▶ _Instructions for the task_:
Collect each line containing "ylabel".

▶ _Dataset entries_:
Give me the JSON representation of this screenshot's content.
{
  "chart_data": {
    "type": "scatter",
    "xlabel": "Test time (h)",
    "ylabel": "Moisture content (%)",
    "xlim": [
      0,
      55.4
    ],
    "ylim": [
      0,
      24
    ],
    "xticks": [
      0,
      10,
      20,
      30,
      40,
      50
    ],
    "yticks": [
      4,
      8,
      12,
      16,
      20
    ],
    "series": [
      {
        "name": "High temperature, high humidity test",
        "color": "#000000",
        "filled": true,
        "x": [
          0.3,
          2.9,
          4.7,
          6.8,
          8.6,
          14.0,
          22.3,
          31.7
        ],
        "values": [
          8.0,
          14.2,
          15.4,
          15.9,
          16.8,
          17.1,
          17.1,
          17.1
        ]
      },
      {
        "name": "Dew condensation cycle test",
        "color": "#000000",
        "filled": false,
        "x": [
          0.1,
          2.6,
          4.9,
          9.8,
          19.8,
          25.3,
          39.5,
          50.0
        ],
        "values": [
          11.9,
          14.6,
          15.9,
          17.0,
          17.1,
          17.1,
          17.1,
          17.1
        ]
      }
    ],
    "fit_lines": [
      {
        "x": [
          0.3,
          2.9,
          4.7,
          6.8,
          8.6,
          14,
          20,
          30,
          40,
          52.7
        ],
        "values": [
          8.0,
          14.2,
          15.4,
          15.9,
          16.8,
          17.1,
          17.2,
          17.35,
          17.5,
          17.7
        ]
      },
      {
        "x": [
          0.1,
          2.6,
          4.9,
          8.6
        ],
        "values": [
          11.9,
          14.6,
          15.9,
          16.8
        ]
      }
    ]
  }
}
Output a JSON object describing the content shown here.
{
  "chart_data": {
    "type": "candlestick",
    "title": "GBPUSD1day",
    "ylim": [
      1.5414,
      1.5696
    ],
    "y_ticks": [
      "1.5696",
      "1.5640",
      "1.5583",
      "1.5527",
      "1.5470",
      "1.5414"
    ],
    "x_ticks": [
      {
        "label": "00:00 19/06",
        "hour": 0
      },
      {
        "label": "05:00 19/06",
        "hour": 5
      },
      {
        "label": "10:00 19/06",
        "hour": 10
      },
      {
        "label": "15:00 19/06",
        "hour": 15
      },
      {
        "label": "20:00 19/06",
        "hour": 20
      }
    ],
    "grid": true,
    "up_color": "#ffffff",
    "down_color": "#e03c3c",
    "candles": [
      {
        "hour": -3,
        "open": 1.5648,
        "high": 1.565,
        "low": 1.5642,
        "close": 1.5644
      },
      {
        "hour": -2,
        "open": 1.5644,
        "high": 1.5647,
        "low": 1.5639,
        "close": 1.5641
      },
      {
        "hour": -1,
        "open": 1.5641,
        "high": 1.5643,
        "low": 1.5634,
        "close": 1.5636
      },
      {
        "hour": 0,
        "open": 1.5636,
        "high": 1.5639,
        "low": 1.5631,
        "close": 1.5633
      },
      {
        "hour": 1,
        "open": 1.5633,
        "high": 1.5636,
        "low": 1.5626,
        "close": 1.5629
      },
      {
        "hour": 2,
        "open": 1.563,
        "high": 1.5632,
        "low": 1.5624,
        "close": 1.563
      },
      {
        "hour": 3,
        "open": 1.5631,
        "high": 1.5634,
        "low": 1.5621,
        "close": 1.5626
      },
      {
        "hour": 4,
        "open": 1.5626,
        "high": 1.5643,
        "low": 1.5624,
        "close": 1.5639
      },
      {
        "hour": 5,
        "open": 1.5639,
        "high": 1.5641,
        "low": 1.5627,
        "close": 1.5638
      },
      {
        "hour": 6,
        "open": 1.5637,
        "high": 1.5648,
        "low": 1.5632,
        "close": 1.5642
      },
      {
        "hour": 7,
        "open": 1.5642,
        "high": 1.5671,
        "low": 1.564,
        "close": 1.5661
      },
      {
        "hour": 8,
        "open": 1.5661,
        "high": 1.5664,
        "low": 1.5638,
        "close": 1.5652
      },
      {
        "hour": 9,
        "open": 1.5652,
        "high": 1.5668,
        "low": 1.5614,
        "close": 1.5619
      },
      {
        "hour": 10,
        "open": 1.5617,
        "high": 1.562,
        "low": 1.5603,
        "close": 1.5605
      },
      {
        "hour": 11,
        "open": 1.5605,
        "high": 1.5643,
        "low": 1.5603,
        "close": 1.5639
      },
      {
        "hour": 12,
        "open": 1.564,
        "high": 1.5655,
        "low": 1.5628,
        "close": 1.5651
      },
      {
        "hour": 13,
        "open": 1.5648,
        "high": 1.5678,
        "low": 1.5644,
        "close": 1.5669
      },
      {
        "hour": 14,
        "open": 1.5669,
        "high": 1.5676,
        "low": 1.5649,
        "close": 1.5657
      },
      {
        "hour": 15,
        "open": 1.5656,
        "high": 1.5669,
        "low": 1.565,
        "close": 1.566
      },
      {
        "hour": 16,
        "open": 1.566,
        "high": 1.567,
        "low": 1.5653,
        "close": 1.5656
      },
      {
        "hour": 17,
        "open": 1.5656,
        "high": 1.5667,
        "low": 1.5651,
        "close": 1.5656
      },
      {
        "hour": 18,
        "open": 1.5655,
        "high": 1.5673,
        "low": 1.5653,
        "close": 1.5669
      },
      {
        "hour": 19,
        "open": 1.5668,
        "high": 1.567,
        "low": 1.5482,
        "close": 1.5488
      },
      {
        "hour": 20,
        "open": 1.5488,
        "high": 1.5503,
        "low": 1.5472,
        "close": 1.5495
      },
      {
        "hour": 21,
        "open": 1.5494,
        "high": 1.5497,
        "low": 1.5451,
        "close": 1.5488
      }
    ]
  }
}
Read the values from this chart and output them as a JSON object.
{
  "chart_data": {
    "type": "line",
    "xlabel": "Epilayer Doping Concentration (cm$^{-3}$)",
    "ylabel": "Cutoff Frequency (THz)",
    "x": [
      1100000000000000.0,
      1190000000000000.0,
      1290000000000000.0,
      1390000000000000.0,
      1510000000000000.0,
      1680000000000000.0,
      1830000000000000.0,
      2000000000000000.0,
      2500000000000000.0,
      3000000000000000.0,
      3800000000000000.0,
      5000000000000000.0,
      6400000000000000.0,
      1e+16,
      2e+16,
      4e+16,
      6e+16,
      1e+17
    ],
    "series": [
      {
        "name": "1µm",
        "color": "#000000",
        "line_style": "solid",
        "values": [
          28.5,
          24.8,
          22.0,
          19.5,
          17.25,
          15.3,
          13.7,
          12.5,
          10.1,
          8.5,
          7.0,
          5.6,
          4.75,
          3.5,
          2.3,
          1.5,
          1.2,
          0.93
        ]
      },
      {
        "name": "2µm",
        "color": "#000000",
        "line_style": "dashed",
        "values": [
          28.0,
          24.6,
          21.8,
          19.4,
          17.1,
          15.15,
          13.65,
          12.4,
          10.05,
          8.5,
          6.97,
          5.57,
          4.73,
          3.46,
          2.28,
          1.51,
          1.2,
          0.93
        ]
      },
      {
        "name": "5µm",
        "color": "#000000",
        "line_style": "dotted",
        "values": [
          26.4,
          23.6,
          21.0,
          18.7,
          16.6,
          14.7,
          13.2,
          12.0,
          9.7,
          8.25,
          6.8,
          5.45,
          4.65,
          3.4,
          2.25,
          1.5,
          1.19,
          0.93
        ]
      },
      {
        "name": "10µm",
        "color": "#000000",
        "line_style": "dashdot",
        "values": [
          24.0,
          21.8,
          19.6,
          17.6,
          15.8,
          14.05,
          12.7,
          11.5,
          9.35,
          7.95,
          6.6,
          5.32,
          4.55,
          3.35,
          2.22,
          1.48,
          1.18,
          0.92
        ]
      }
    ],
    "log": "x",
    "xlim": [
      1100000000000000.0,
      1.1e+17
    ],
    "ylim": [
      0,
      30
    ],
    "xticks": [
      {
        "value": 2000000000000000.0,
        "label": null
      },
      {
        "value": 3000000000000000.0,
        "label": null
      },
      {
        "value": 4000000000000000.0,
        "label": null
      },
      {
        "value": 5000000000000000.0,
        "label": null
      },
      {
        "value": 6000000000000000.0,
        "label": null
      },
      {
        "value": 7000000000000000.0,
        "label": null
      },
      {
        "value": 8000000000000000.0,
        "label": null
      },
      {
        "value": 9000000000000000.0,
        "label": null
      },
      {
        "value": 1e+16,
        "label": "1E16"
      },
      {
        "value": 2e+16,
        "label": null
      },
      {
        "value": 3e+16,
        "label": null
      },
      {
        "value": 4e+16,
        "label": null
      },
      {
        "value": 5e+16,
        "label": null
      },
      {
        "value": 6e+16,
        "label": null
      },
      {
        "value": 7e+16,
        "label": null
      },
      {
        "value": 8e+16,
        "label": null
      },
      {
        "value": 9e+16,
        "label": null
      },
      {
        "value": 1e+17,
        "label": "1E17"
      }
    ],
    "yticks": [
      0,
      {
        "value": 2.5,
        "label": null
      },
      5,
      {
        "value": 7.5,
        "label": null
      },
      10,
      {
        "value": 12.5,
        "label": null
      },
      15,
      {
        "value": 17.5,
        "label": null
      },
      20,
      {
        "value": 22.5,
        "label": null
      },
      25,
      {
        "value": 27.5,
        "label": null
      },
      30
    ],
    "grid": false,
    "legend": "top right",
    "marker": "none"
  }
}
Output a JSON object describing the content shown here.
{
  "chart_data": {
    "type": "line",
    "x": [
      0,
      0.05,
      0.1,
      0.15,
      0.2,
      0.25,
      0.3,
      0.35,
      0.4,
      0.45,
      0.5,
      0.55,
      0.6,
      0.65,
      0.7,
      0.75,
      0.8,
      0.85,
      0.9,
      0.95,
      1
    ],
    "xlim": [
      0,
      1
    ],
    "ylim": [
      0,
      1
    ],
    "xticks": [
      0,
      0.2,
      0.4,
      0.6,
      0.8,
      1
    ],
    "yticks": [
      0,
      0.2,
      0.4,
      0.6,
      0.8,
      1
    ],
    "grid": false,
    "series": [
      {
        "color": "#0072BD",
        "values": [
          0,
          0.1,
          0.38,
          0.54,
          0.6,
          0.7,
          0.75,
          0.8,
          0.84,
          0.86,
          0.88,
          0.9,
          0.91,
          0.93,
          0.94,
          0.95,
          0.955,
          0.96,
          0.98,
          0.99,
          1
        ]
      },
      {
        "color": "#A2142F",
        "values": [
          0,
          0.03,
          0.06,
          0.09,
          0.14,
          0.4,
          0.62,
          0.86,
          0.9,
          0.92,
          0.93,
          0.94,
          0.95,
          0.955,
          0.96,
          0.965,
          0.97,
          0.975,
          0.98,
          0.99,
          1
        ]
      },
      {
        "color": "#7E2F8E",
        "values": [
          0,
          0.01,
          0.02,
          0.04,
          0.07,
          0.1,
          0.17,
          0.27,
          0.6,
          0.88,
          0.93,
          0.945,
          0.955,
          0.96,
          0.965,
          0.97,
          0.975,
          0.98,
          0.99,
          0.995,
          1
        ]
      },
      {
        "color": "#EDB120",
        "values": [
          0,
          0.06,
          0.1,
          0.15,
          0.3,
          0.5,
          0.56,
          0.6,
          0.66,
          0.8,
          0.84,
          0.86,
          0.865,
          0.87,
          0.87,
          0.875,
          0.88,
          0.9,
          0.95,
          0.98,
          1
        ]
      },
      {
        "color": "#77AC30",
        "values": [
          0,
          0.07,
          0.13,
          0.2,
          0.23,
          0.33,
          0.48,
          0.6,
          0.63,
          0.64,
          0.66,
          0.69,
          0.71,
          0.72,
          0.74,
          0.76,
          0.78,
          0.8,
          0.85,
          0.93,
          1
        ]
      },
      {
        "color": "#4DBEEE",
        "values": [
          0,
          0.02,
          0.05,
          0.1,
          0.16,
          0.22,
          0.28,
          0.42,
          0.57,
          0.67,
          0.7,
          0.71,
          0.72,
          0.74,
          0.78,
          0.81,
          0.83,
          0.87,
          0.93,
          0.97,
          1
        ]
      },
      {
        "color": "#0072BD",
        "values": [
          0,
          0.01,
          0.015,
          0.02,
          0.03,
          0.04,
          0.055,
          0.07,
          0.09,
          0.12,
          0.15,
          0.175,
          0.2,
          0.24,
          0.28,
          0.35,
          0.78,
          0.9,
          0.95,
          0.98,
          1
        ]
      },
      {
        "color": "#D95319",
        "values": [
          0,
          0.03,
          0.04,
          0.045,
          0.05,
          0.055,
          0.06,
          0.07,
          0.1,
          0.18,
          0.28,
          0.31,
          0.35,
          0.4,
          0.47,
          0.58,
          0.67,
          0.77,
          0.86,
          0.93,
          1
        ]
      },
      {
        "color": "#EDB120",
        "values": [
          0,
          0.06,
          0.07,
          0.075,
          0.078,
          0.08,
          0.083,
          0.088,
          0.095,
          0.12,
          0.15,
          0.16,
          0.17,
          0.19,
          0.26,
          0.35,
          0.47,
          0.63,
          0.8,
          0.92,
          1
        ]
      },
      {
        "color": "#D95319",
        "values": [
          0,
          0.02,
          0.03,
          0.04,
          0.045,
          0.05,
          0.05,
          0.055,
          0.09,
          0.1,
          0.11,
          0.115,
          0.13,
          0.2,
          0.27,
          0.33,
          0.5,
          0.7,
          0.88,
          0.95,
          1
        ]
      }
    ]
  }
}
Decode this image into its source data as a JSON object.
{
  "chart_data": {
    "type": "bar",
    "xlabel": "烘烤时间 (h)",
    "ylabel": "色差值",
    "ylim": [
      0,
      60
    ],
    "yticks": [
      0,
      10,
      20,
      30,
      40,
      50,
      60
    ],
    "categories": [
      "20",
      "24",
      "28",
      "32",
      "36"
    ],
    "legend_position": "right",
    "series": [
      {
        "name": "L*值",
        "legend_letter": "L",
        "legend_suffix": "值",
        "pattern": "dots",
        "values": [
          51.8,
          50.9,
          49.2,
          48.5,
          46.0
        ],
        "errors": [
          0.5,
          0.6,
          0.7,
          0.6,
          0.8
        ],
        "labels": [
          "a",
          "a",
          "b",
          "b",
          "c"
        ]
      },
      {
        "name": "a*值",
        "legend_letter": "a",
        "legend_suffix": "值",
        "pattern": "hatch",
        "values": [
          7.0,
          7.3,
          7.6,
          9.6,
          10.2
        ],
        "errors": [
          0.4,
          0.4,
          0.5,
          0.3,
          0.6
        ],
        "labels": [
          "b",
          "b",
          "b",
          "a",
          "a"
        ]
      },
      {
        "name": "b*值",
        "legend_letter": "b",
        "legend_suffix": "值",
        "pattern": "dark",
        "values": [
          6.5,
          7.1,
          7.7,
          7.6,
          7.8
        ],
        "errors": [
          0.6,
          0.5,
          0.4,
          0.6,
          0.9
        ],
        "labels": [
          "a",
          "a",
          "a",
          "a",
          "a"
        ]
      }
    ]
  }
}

▶ _Response to the task_:
    "ylabel": "Moisture content (%)",
    "ylabel": "Cutoff Frequency (THz)",
    "ylabel": "色差值",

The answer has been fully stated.